(Dataset items)
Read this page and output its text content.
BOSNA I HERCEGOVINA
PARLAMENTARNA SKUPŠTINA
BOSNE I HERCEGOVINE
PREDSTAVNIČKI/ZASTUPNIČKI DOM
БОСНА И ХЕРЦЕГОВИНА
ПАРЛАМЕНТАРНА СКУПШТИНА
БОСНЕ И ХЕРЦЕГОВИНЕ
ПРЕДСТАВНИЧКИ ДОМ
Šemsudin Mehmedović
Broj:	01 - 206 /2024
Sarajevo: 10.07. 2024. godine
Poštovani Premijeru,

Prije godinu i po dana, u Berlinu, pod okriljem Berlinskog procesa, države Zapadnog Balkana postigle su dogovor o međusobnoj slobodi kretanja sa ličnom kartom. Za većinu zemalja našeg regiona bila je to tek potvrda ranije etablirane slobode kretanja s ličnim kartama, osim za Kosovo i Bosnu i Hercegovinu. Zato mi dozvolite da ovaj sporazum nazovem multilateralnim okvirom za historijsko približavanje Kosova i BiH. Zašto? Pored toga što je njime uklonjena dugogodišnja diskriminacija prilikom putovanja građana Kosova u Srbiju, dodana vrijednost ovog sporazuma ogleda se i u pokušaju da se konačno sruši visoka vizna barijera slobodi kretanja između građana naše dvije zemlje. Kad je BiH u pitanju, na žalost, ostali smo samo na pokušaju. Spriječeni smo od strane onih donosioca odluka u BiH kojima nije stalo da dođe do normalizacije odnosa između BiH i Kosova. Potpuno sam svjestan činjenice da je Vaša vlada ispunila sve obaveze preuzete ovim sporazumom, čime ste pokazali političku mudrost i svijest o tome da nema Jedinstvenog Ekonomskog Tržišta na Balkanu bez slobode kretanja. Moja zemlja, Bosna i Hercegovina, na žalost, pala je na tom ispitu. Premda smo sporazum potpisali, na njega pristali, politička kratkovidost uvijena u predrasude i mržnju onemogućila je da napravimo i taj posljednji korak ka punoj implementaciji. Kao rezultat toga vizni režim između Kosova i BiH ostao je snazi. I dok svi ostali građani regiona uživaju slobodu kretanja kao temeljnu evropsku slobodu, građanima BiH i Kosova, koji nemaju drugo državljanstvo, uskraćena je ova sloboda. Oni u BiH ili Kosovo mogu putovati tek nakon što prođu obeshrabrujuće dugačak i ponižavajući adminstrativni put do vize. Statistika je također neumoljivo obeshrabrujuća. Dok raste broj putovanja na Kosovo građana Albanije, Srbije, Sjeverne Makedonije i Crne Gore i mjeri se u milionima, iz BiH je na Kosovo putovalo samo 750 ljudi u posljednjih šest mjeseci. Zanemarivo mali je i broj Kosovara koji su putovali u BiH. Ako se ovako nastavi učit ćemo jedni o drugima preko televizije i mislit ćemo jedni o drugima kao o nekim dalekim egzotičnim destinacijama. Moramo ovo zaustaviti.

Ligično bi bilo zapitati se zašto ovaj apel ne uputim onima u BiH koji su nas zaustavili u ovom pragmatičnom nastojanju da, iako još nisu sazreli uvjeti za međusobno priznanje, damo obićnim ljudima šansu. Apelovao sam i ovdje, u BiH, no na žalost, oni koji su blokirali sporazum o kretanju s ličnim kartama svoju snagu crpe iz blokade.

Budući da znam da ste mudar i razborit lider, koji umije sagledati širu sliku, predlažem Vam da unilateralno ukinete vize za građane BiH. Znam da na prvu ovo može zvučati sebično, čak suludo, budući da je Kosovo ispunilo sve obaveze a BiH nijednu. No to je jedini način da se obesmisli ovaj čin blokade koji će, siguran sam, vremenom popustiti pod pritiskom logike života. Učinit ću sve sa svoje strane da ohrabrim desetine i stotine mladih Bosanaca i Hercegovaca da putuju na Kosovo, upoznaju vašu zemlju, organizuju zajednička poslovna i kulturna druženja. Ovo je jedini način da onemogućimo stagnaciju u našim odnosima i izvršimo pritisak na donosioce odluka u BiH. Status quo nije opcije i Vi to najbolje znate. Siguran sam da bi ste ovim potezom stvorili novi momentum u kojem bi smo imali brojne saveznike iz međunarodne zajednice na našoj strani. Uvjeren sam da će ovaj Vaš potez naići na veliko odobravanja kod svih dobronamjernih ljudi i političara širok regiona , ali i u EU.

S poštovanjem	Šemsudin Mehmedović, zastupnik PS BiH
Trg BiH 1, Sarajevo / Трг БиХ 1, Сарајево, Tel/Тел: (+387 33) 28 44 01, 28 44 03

EXERCISE BRIEF:
Identify and copy the lines holding the word "Sarajevo".

REPLY:
Sarajevo: 10.07. 2024. godine
Trg BiH 1, Sarajevo / Трг БиХ 1, Сарајево, Tel/Тел: (+387 33) 28 44 01, 28 44 03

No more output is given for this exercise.